Listed records
####################

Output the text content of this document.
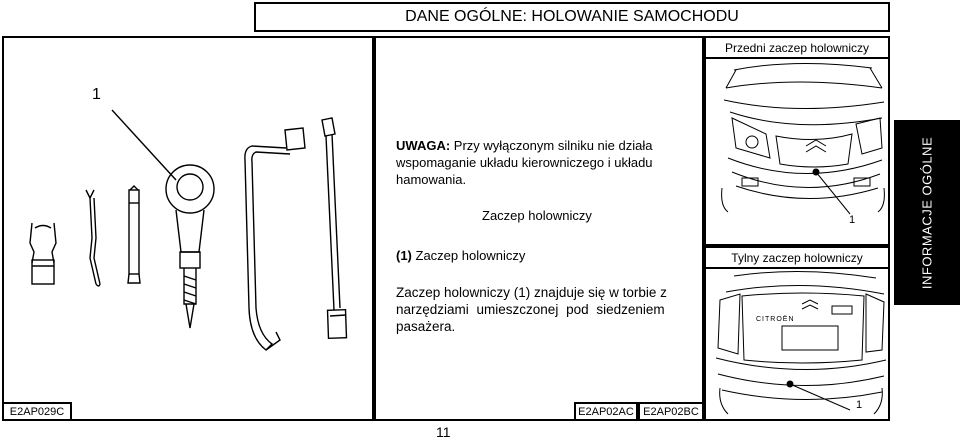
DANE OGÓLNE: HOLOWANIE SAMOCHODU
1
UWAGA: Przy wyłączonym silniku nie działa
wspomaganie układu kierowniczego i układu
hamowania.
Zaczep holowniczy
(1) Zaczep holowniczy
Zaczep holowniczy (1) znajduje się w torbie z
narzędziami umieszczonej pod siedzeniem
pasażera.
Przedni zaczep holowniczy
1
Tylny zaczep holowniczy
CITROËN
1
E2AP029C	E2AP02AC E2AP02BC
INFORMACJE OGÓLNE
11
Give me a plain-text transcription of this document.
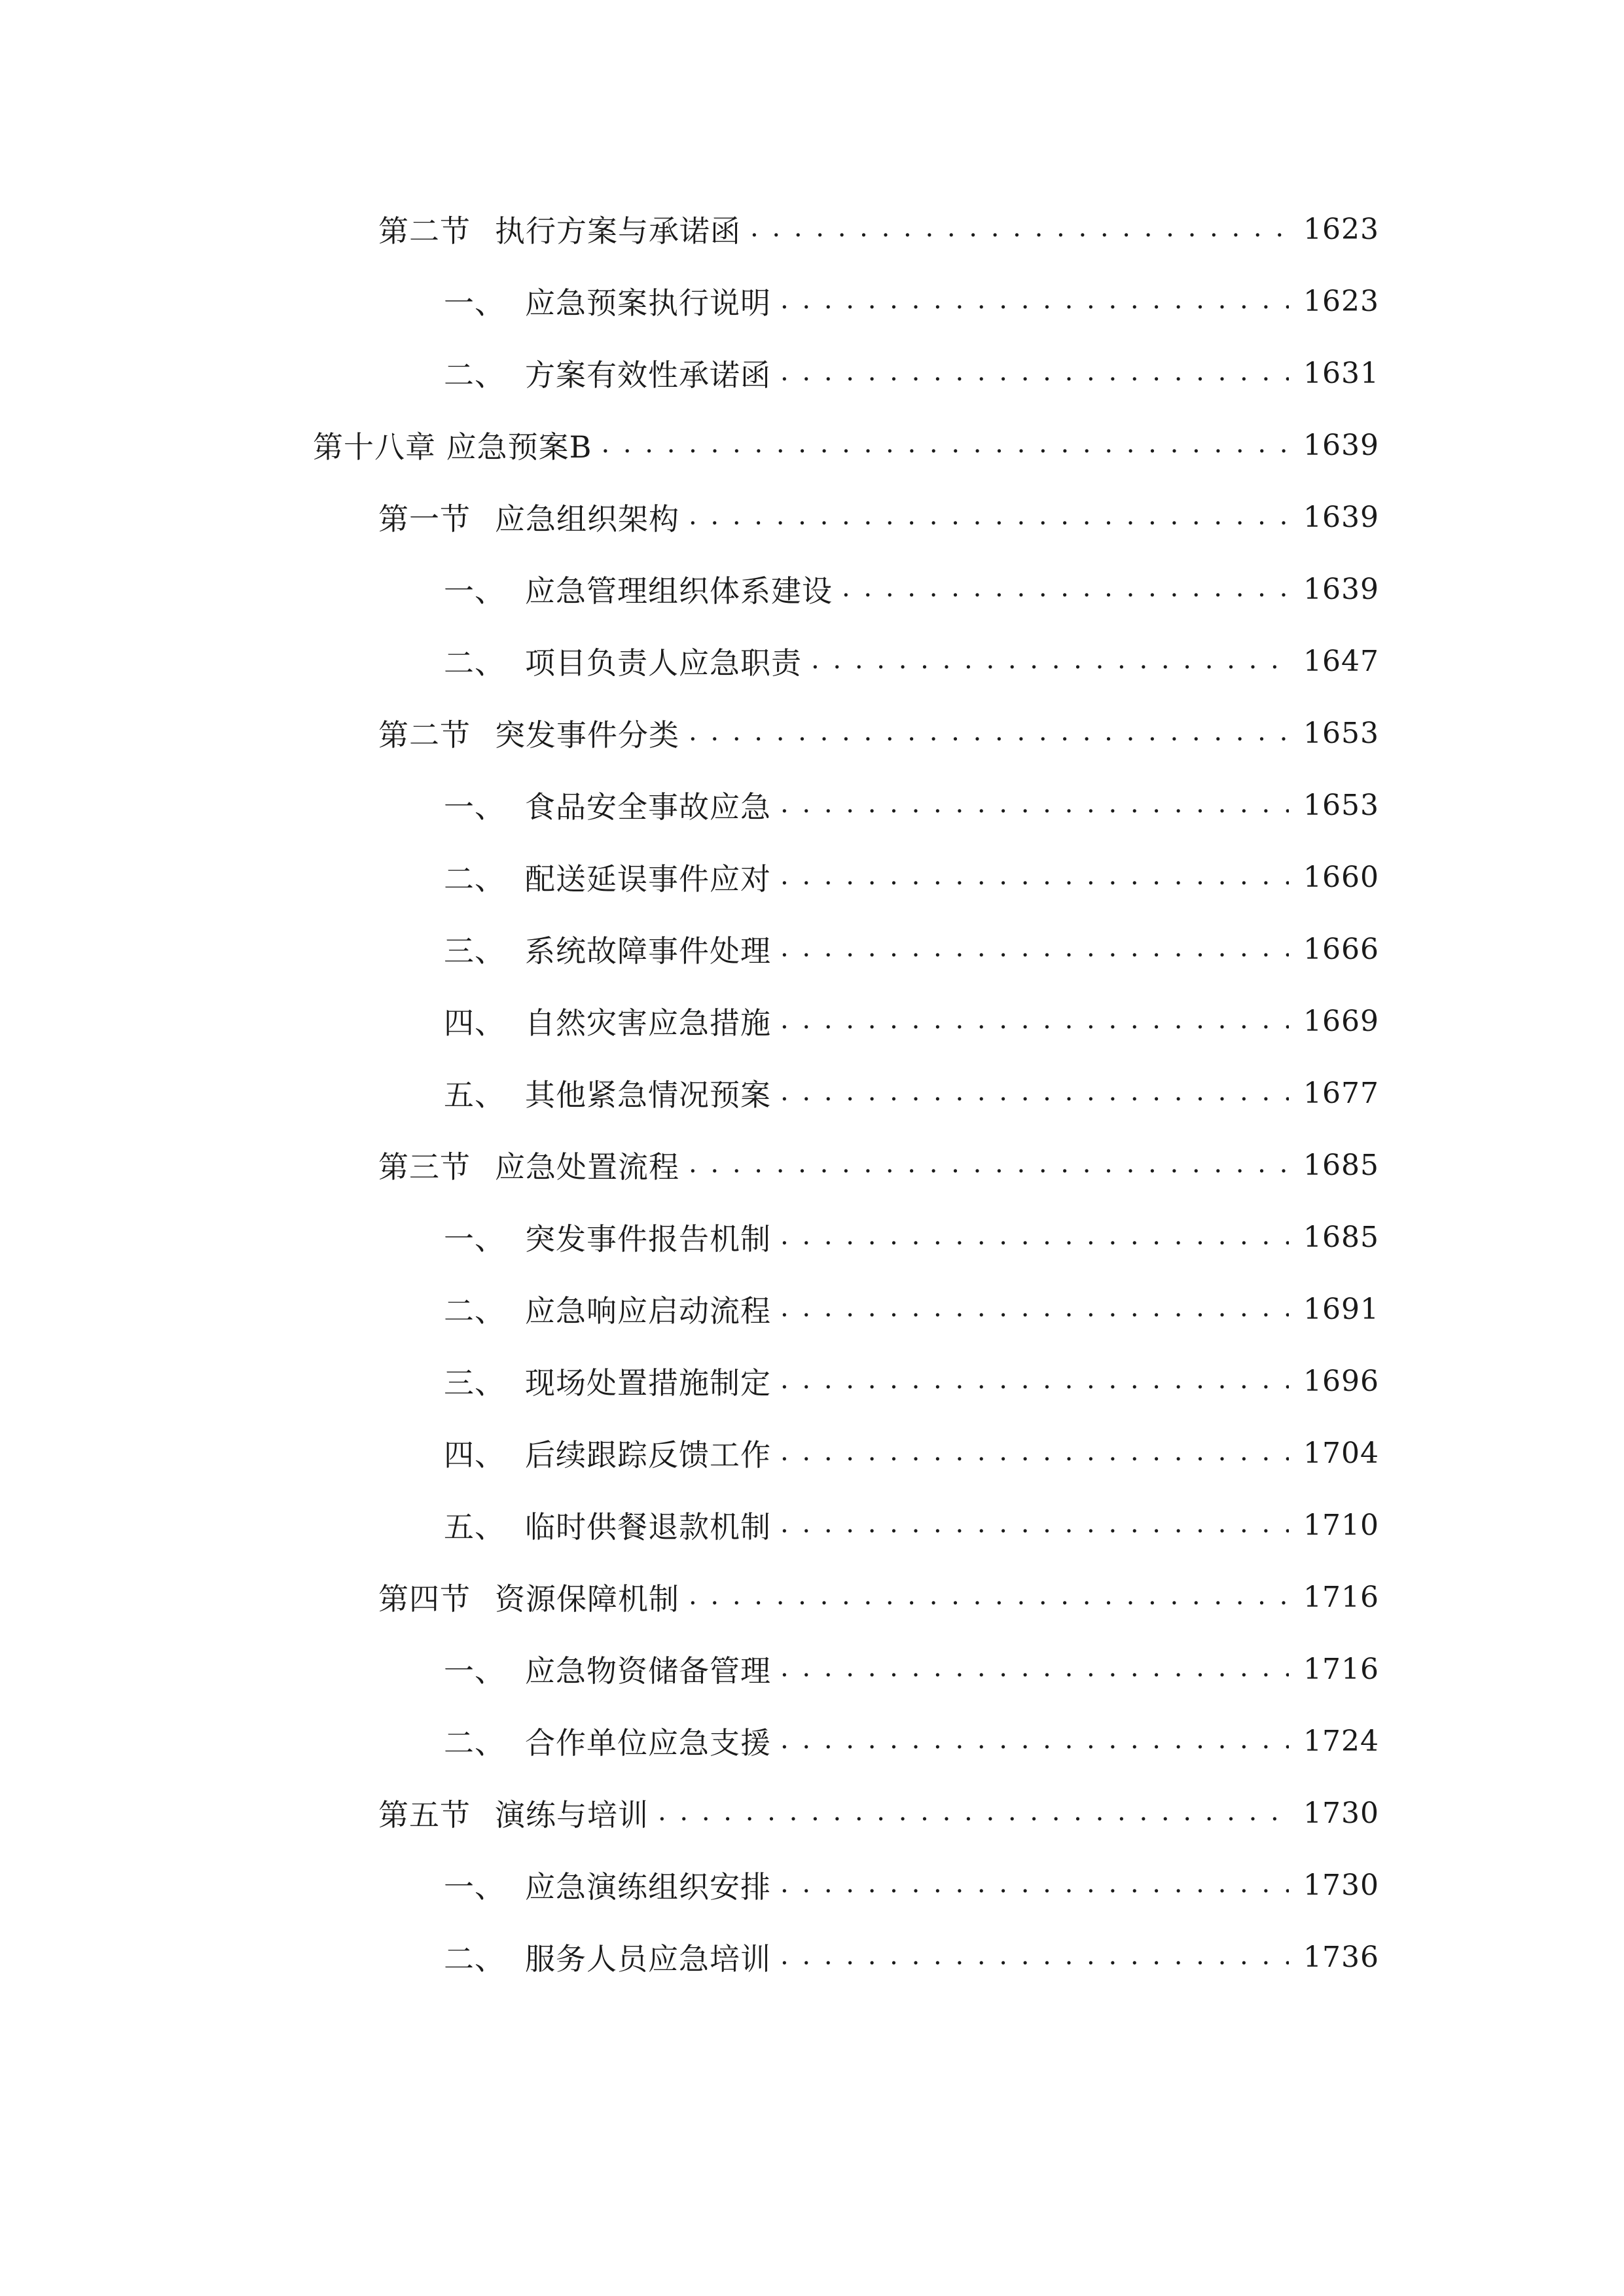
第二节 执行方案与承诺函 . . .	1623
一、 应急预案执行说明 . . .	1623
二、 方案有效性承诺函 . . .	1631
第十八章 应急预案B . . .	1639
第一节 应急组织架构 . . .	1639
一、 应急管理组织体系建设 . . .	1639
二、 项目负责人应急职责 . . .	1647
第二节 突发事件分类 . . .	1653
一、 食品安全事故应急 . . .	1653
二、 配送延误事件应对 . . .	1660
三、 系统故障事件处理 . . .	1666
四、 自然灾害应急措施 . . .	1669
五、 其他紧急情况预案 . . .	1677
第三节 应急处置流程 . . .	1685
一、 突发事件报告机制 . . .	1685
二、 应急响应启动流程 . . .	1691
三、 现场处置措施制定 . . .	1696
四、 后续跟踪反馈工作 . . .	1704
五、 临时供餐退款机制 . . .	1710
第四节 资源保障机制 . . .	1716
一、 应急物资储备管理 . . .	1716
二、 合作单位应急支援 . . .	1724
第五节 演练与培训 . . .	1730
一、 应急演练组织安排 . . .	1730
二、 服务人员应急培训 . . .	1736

####################

What is required
Look through the entries and find each line that has the string "document". Copy those lines.

Response to this exercise
Output the text content of this document.
Give me a plain-text transcription of this document.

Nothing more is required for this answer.